(begin)

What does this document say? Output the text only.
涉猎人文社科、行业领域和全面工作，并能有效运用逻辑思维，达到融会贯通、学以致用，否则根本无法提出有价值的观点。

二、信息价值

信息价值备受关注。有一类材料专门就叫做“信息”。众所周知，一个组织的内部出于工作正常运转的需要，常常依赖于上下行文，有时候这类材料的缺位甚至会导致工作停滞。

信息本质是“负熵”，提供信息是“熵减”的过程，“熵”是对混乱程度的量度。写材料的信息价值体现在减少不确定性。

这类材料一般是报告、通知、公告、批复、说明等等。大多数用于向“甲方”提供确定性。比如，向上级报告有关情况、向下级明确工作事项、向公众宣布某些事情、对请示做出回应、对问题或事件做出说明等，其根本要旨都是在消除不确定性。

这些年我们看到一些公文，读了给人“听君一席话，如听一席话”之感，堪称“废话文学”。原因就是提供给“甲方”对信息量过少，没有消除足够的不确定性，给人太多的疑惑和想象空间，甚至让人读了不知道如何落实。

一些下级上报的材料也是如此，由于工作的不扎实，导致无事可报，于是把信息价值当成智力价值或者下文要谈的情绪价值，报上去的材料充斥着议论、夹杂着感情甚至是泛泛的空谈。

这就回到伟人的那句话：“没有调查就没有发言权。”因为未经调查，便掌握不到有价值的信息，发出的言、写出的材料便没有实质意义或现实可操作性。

(end)
(begin)

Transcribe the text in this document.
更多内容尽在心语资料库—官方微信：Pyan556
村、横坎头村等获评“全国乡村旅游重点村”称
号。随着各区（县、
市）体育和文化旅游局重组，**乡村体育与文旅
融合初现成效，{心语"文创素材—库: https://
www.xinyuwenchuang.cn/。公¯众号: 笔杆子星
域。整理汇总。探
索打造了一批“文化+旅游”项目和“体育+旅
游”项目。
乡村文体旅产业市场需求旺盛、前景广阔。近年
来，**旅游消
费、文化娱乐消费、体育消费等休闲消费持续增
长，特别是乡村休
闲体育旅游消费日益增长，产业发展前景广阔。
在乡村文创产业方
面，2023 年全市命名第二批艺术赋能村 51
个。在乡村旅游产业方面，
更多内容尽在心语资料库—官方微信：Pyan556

(end)
(begin)

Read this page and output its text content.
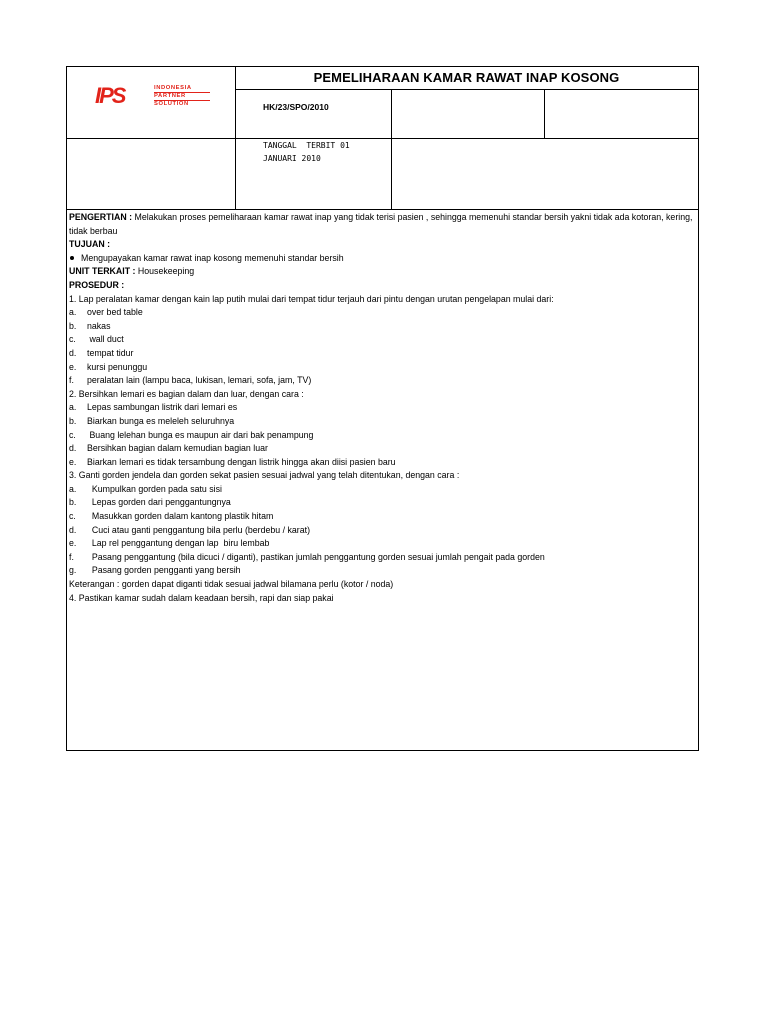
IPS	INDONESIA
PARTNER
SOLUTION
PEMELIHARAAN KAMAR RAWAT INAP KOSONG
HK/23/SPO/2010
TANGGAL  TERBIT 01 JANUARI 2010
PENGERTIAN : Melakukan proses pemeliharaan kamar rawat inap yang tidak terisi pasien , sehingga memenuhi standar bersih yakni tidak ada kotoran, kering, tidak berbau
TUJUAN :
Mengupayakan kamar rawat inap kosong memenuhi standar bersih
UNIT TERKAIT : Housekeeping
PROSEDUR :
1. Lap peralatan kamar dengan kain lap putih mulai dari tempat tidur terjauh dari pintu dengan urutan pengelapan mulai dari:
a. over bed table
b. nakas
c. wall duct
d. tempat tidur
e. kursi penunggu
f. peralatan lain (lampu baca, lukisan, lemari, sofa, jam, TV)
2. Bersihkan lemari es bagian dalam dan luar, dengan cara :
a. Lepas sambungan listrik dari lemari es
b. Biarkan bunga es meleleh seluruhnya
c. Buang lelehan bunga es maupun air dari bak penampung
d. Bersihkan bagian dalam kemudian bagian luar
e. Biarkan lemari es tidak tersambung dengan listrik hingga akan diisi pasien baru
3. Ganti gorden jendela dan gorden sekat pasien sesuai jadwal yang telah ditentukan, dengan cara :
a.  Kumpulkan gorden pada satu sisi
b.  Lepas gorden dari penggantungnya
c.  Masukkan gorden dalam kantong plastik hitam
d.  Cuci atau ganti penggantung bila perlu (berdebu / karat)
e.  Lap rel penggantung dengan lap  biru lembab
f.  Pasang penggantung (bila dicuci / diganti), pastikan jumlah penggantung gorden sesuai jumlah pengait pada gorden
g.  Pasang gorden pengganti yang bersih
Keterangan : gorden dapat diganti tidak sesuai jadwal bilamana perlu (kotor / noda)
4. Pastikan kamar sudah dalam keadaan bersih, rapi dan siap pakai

(end)

Extract all lines of the records above that include "luar".

_WRITTEN RESPONSE_
2. Bersihkan lemari es bagian dalam dan luar, dengan cara :
d. Bersihkan bagian dalam kemudian bagian luar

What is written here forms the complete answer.